- [THE TASK]: Whenever a line below holds the word "year", copy that line.
++++++++++++++++++++
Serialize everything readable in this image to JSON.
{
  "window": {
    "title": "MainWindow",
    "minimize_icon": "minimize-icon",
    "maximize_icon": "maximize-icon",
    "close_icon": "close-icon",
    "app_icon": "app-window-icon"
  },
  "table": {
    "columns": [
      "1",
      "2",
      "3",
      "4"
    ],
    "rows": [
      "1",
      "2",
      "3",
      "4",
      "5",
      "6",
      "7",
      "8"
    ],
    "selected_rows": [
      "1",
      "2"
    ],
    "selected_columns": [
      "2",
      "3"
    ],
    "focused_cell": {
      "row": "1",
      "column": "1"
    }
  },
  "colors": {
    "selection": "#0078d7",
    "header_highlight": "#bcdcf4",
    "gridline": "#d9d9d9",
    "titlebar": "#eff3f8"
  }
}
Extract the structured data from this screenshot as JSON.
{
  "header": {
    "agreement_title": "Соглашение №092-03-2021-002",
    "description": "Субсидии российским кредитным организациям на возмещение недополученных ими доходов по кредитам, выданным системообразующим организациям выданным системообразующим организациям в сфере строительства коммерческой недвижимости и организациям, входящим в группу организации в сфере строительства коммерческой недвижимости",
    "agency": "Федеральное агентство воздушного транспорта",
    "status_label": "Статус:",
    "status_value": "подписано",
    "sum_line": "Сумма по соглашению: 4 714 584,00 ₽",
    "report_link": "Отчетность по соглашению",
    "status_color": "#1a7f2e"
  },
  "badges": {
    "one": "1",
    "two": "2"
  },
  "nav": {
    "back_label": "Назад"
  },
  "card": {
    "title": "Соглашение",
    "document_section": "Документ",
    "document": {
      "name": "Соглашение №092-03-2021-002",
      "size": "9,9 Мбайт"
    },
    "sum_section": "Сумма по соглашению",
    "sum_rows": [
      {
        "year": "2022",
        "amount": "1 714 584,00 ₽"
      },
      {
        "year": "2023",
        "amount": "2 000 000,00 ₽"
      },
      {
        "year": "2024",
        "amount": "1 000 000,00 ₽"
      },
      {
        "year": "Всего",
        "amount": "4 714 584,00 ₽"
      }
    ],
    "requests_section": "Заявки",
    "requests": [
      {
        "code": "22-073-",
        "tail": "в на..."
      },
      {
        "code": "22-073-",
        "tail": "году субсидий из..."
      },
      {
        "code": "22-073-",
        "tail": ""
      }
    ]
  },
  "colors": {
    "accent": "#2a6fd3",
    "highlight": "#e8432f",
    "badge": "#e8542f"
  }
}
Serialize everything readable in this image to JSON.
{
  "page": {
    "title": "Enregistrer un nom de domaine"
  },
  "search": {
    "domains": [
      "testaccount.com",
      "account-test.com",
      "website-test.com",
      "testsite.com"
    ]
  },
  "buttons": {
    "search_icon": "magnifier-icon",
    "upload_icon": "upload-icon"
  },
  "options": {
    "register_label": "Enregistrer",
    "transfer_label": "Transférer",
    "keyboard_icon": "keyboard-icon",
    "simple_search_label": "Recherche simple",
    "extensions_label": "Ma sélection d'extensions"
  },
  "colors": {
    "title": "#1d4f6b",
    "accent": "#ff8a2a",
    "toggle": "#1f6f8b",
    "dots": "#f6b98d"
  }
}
++++++++++++++++++++
- [COMPLETE ANSWER]:
        "year": "2022",
        "year": "2023",
        "year": "2024",
        "year": "Всего",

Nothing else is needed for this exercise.